• **What you should do**
Give the count of lines holding the string "post" and nothing else.

• **Given entries**

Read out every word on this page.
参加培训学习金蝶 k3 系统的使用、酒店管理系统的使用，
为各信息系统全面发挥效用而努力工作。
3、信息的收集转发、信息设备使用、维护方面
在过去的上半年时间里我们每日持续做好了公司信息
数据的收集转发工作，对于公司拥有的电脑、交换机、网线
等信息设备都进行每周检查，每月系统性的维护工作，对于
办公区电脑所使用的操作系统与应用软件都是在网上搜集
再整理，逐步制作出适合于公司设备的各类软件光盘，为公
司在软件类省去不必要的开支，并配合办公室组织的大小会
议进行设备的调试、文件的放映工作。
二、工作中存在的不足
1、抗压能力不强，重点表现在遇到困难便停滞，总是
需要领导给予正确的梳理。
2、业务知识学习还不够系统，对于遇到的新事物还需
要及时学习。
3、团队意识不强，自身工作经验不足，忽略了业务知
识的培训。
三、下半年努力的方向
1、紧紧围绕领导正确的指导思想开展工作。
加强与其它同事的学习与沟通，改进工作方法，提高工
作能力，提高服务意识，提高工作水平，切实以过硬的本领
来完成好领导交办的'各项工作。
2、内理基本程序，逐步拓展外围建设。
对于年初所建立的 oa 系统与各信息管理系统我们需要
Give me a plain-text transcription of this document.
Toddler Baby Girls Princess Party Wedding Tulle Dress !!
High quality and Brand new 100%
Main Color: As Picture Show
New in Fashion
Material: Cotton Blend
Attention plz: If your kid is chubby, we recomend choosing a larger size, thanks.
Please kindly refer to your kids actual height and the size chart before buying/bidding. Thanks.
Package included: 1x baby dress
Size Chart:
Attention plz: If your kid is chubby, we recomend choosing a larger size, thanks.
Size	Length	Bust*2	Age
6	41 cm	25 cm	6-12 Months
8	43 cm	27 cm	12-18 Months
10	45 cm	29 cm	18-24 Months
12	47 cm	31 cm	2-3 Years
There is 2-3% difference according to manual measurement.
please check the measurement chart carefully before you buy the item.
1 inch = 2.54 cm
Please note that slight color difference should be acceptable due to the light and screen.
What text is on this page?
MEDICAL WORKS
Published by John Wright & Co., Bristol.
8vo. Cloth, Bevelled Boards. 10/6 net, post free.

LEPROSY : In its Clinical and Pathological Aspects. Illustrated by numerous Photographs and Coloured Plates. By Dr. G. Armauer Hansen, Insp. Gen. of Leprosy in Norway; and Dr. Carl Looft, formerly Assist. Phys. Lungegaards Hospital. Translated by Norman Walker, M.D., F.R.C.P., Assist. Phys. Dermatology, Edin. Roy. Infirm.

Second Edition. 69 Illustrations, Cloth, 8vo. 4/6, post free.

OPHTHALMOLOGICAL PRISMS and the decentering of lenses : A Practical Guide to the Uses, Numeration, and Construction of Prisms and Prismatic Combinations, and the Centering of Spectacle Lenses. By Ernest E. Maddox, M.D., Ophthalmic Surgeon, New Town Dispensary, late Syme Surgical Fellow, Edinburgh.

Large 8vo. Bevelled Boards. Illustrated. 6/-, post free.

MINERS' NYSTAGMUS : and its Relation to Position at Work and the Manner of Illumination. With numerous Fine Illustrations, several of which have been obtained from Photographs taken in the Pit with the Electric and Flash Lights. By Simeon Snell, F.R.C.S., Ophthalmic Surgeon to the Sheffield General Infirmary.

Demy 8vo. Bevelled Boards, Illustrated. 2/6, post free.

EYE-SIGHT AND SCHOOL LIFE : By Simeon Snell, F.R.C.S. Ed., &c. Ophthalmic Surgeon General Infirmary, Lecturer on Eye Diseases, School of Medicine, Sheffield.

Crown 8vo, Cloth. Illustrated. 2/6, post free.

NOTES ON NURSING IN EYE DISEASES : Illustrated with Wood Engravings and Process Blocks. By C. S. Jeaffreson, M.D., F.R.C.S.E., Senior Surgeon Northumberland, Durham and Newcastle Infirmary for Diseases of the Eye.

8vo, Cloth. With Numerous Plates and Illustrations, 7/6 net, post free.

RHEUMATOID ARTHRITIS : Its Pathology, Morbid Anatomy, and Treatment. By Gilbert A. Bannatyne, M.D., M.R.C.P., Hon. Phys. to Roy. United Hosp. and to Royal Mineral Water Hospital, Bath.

• **Result for this task**
6